Reproduce the records below verbatim, line by line, omitting the pictures.

** Start DATA SUPPLIED **

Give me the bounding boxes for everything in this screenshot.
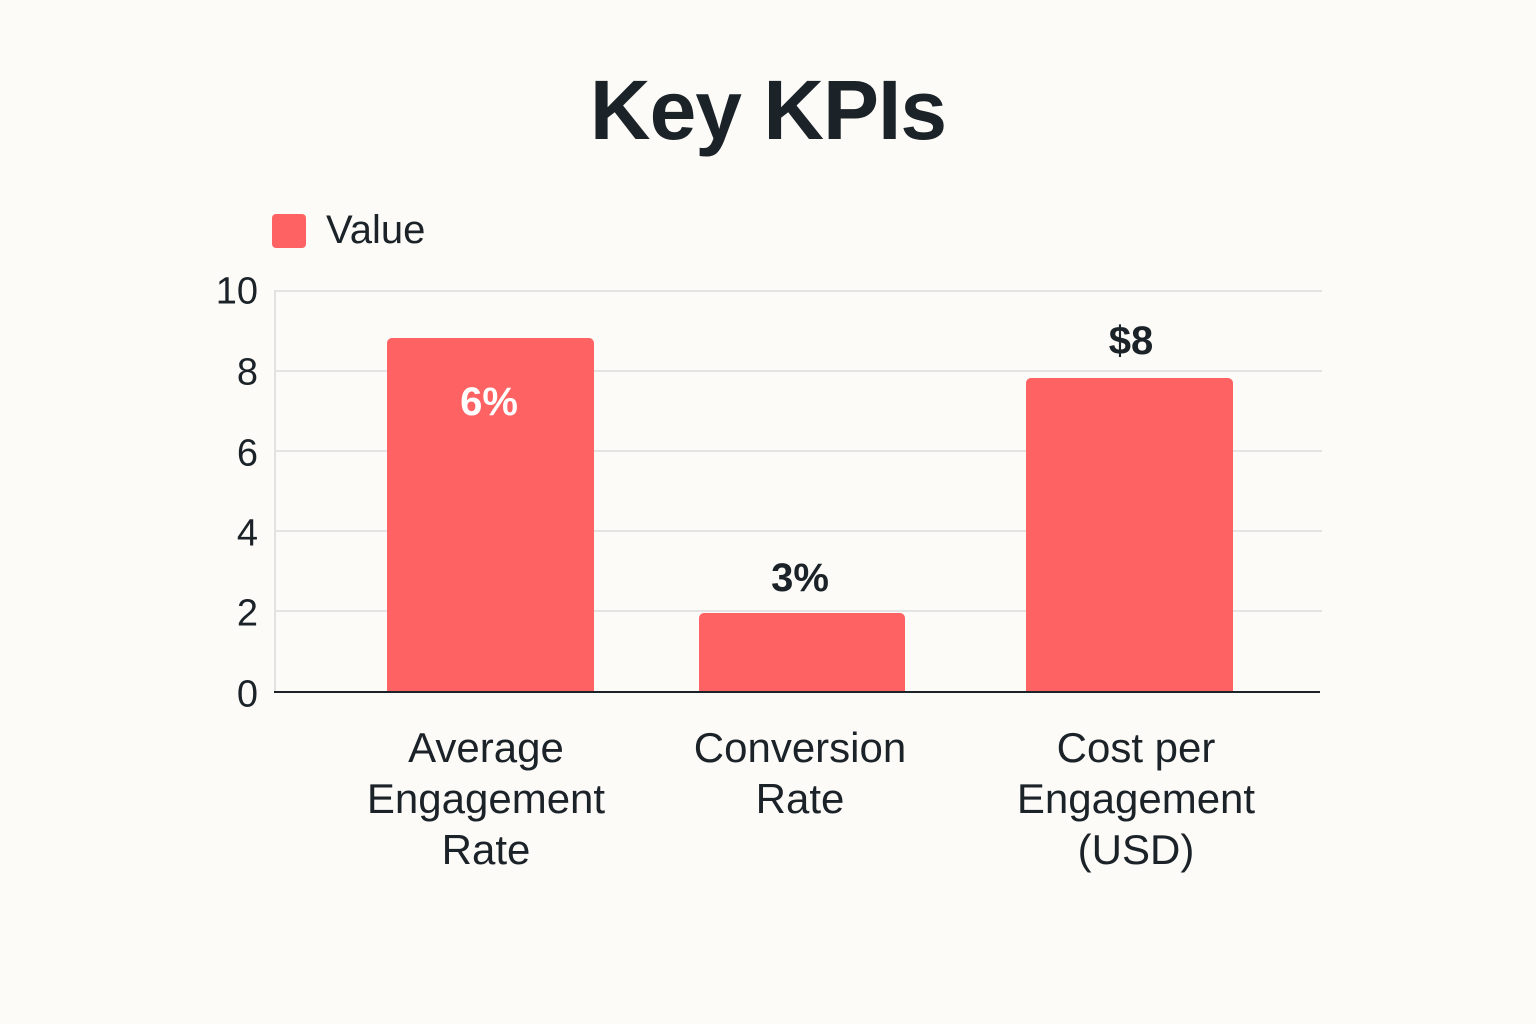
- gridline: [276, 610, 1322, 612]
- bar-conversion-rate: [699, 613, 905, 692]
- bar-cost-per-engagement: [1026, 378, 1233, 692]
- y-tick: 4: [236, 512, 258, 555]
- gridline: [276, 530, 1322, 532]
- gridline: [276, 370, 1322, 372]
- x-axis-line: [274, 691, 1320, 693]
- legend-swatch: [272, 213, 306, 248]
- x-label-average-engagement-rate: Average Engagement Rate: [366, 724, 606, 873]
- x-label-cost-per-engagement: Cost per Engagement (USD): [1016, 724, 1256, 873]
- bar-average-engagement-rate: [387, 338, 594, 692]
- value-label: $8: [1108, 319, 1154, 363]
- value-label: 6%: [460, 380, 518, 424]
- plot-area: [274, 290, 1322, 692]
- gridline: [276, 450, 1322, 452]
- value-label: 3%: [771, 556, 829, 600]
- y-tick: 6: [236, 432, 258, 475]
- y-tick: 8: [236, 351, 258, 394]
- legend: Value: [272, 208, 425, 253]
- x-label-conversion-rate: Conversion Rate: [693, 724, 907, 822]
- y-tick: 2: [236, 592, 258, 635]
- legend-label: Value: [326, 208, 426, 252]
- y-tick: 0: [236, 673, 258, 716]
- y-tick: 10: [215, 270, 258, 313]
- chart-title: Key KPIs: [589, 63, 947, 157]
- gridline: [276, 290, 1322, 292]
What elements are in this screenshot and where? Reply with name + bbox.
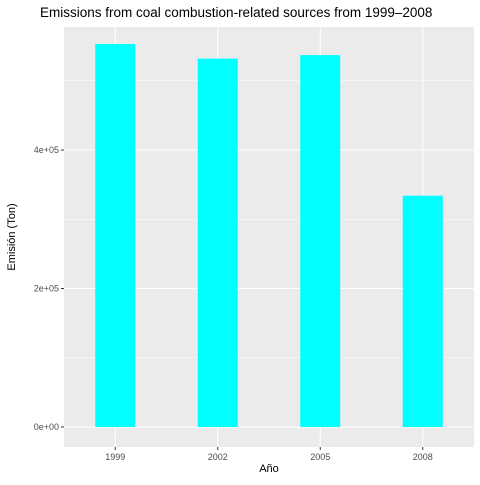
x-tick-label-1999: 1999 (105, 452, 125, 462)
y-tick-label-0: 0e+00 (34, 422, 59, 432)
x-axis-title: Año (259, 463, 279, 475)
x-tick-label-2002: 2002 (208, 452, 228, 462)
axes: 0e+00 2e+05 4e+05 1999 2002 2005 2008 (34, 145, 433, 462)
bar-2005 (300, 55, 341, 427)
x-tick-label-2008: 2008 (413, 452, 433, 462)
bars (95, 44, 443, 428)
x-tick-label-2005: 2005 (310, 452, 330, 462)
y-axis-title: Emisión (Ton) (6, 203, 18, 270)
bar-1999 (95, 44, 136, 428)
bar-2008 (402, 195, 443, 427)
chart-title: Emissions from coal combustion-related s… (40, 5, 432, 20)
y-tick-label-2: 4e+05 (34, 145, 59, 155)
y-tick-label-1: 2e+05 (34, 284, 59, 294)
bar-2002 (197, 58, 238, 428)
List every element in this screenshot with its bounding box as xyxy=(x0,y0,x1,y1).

** End DATA SUPPLIED **

● RESULT FOR THIS EXERCISE
Give me the bounding boxes for everything in this screenshot.
- gridline: [276, 610, 1322, 612]
- bar-conversion-rate: [699, 613, 905, 692]
- bar-cost-per-engagement: [1026, 378, 1233, 692]
- y-tick: 4: [236, 512, 258, 555]
- gridline: [276, 530, 1322, 532]
- gridline: [276, 370, 1322, 372]
- x-axis-line: [274, 691, 1320, 693]
- legend-swatch: [272, 213, 306, 248]
- x-label-average-engagement-rate: Average Engagement Rate: [366, 724, 606, 873]
- x-label-cost-per-engagement: Cost per Engagement (USD): [1016, 724, 1256, 873]
- bar-average-engagement-rate: [387, 338, 594, 692]
- value-label: $8: [1108, 319, 1154, 363]
- value-label: 6%: [460, 380, 518, 424]
- plot-area: [274, 290, 1322, 692]
- gridline: [276, 450, 1322, 452]
- value-label: 3%: [771, 556, 829, 600]
- y-tick: 6: [236, 432, 258, 475]
- y-tick: 8: [236, 351, 258, 394]
- legend: Value: [272, 208, 425, 253]
- x-label-conversion-rate: Conversion Rate: [693, 724, 907, 822]
- y-tick: 2: [236, 592, 258, 635]
- legend-label: Value: [326, 208, 426, 252]
- y-tick: 0: [236, 673, 258, 716]
- y-tick: 10: [215, 270, 258, 313]
- chart-title: Key KPIs: [589, 63, 947, 157]
- gridline: [276, 290, 1322, 292]
What elements are in this screenshot and where? Reply with name + bbox.
x-tick-label-1999: 1999 (105, 452, 125, 462)
y-tick-label-0: 0e+00 (34, 422, 59, 432)
x-axis-title: Año (259, 463, 279, 475)
x-tick-label-2002: 2002 (208, 452, 228, 462)
axes: 0e+00 2e+05 4e+05 1999 2002 2005 2008 (34, 145, 433, 462)
bar-2005 (300, 55, 341, 427)
x-tick-label-2008: 2008 (413, 452, 433, 462)
bars (95, 44, 443, 428)
x-tick-label-2005: 2005 (310, 452, 330, 462)
y-axis-title: Emisión (Ton) (6, 203, 18, 270)
bar-1999 (95, 44, 136, 428)
bar-2008 (402, 195, 443, 427)
chart-title: Emissions from coal combustion-related s… (40, 5, 432, 20)
y-tick-label-2: 4e+05 (34, 145, 59, 155)
y-tick-label-1: 2e+05 (34, 284, 59, 294)
bar-2002 (197, 58, 238, 428)
List every element in this screenshot with its bounding box as xyxy=(x0,y0,x1,y1).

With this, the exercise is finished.